** Exercise objective **
Restate the data below word for word. Skip any images it contains.

** Data extract **
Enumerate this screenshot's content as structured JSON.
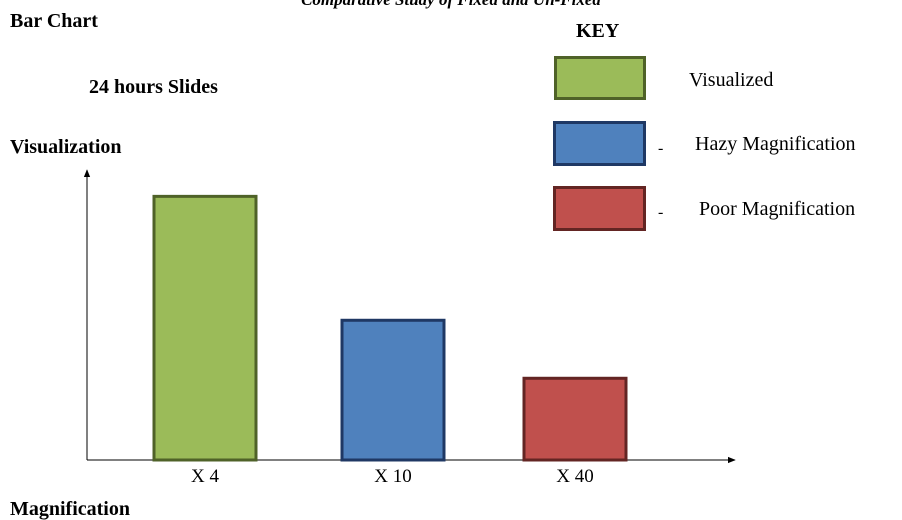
{
  "caption": "Comparative Study of Fixed and Un-Fixed",
  "title": "Bar Chart",
  "subtitle": "24 hours Slides",
  "key": {
    "title": "KEY",
    "items": [
      {
        "label": "Visualized",
        "color": "#9bbb59",
        "border": "#4f6228",
        "dash": ""
      },
      {
        "label": "Hazy Magnification",
        "color": "#4f81bd",
        "border": "#1f3864",
        "dash": "-"
      },
      {
        "label": "Poor Magnification",
        "color": "#c0504d",
        "border": "#632523",
        "dash": "-"
      }
    ]
  },
  "chart_data": {
    "type": "bar",
    "title": "Bar Chart",
    "subtitle": "24 hours Slides",
    "xlabel": "Magnification",
    "ylabel": "Visualization",
    "categories": [
      "X 4",
      "X 10",
      "X 40"
    ],
    "values": [
      100,
      53,
      31
    ],
    "colors": [
      "#9bbb59",
      "#4f81bd",
      "#c0504d"
    ],
    "border_colors": [
      "#4f6228",
      "#1f3864",
      "#632523"
    ],
    "ylim": [
      0,
      110
    ],
    "grid": false,
    "legend_position": "top-right"
  }
}
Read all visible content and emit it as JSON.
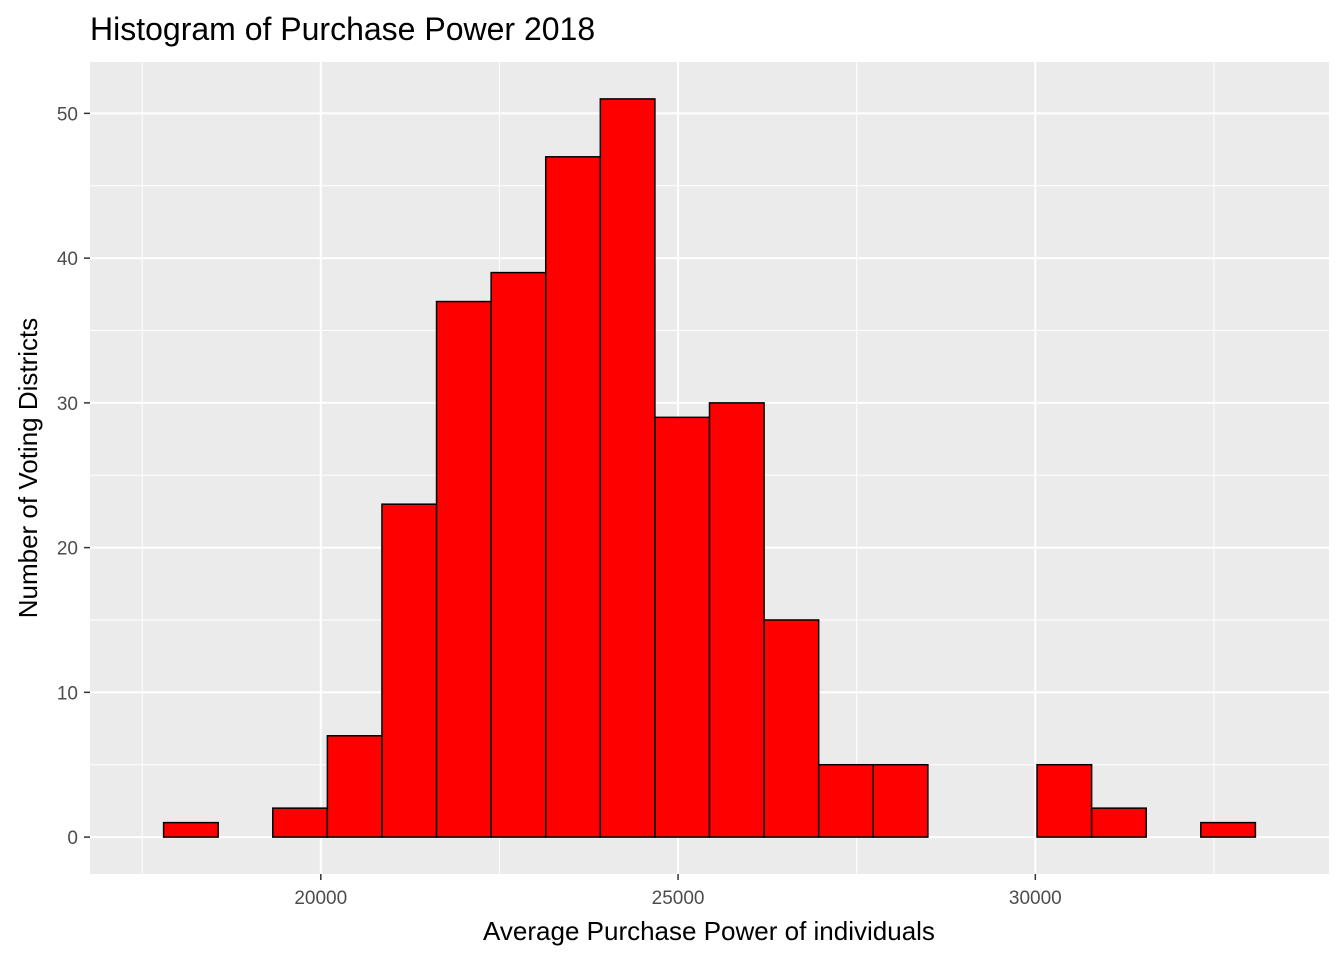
{
  "chart_data": {
    "type": "bar",
    "title": "Histogram of Purchase Power 2018",
    "xlabel": "Average Purchase Power of individuals",
    "ylabel": "Number of Voting Districts",
    "bins": [
      {
        "x0": 17800,
        "x1": 18564,
        "count": 1
      },
      {
        "x0": 18564,
        "x1": 19328,
        "count": 0
      },
      {
        "x0": 19328,
        "x1": 20092,
        "count": 2
      },
      {
        "x0": 20092,
        "x1": 20856,
        "count": 7
      },
      {
        "x0": 20856,
        "x1": 21620,
        "count": 23
      },
      {
        "x0": 21620,
        "x1": 22384,
        "count": 37
      },
      {
        "x0": 22384,
        "x1": 23148,
        "count": 39
      },
      {
        "x0": 23148,
        "x1": 23912,
        "count": 47
      },
      {
        "x0": 23912,
        "x1": 24676,
        "count": 51
      },
      {
        "x0": 24676,
        "x1": 25440,
        "count": 29
      },
      {
        "x0": 25440,
        "x1": 26204,
        "count": 30
      },
      {
        "x0": 26204,
        "x1": 26968,
        "count": 15
      },
      {
        "x0": 26968,
        "x1": 27732,
        "count": 5
      },
      {
        "x0": 27732,
        "x1": 28496,
        "count": 5
      },
      {
        "x0": 28496,
        "x1": 29260,
        "count": 0
      },
      {
        "x0": 29260,
        "x1": 30024,
        "count": 0
      },
      {
        "x0": 30024,
        "x1": 30788,
        "count": 5
      },
      {
        "x0": 30788,
        "x1": 31552,
        "count": 2
      },
      {
        "x0": 31552,
        "x1": 32316,
        "count": 0
      },
      {
        "x0": 32316,
        "x1": 33080,
        "count": 1
      }
    ],
    "xlim": [
      16770,
      34110
    ],
    "ylim": [
      -2.55,
      53.55
    ],
    "x_ticks": [
      {
        "value": 20000,
        "label": "20000"
      },
      {
        "value": 25000,
        "label": "25000"
      },
      {
        "value": 30000,
        "label": "30000"
      }
    ],
    "y_ticks": [
      {
        "value": 0,
        "label": "0"
      },
      {
        "value": 10,
        "label": "10"
      },
      {
        "value": 20,
        "label": "20"
      },
      {
        "value": 30,
        "label": "30"
      },
      {
        "value": 40,
        "label": "40"
      },
      {
        "value": 50,
        "label": "50"
      }
    ],
    "grid": true,
    "colors": {
      "bar_fill": "#ff0000",
      "bar_stroke": "#000000",
      "panel_background": "#ebebeb",
      "grid": "#ffffff"
    }
  }
}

** Final answer **
Enumerate this screenshot's content as structured JSON.
{
  "caption": "Comparative Study of Fixed and Un-Fixed",
  "title": "Bar Chart",
  "subtitle": "24 hours Slides",
  "key": {
    "title": "KEY",
    "items": [
      {
        "label": "Visualized",
        "color": "#9bbb59",
        "border": "#4f6228",
        "dash": ""
      },
      {
        "label": "Hazy Magnification",
        "color": "#4f81bd",
        "border": "#1f3864",
        "dash": "-"
      },
      {
        "label": "Poor Magnification",
        "color": "#c0504d",
        "border": "#632523",
        "dash": "-"
      }
    ]
  },
  "chart_data": {
    "type": "bar",
    "title": "Bar Chart",
    "subtitle": "24 hours Slides",
    "xlabel": "Magnification",
    "ylabel": "Visualization",
    "categories": [
      "X 4",
      "X 10",
      "X 40"
    ],
    "values": [
      100,
      53,
      31
    ],
    "colors": [
      "#9bbb59",
      "#4f81bd",
      "#c0504d"
    ],
    "border_colors": [
      "#4f6228",
      "#1f3864",
      "#632523"
    ],
    "ylim": [
      0,
      110
    ],
    "grid": false,
    "legend_position": "top-right"
  }
}
Read all visible content and emit it as JSON.
{
  "chart_data": {
    "type": "bar",
    "title": "Histogram of Purchase Power 2018",
    "xlabel": "Average Purchase Power of individuals",
    "ylabel": "Number of Voting Districts",
    "bins": [
      {
        "x0": 17800,
        "x1": 18564,
        "count": 1
      },
      {
        "x0": 18564,
        "x1": 19328,
        "count": 0
      },
      {
        "x0": 19328,
        "x1": 20092,
        "count": 2
      },
      {
        "x0": 20092,
        "x1": 20856,
        "count": 7
      },
      {
        "x0": 20856,
        "x1": 21620,
        "count": 23
      },
      {
        "x0": 21620,
        "x1": 22384,
        "count": 37
      },
      {
        "x0": 22384,
        "x1": 23148,
        "count": 39
      },
      {
        "x0": 23148,
        "x1": 23912,
        "count": 47
      },
      {
        "x0": 23912,
        "x1": 24676,
        "count": 51
      },
      {
        "x0": 24676,
        "x1": 25440,
        "count": 29
      },
      {
        "x0": 25440,
        "x1": 26204,
        "count": 30
      },
      {
        "x0": 26204,
        "x1": 26968,
        "count": 15
      },
      {
        "x0": 26968,
        "x1": 27732,
        "count": 5
      },
      {
        "x0": 27732,
        "x1": 28496,
        "count": 5
      },
      {
        "x0": 28496,
        "x1": 29260,
        "count": 0
      },
      {
        "x0": 29260,
        "x1": 30024,
        "count": 0
      },
      {
        "x0": 30024,
        "x1": 30788,
        "count": 5
      },
      {
        "x0": 30788,
        "x1": 31552,
        "count": 2
      },
      {
        "x0": 31552,
        "x1": 32316,
        "count": 0
      },
      {
        "x0": 32316,
        "x1": 33080,
        "count": 1
      }
    ],
    "xlim": [
      16770,
      34110
    ],
    "ylim": [
      -2.55,
      53.55
    ],
    "x_ticks": [
      {
        "value": 20000,
        "label": "20000"
      },
      {
        "value": 25000,
        "label": "25000"
      },
      {
        "value": 30000,
        "label": "30000"
      }
    ],
    "y_ticks": [
      {
        "value": 0,
        "label": "0"
      },
      {
        "value": 10,
        "label": "10"
      },
      {
        "value": 20,
        "label": "20"
      },
      {
        "value": 30,
        "label": "30"
      },
      {
        "value": 40,
        "label": "40"
      },
      {
        "value": 50,
        "label": "50"
      }
    ],
    "grid": true,
    "colors": {
      "bar_fill": "#ff0000",
      "bar_stroke": "#000000",
      "panel_background": "#ebebeb",
      "grid": "#ffffff"
    }
  }
}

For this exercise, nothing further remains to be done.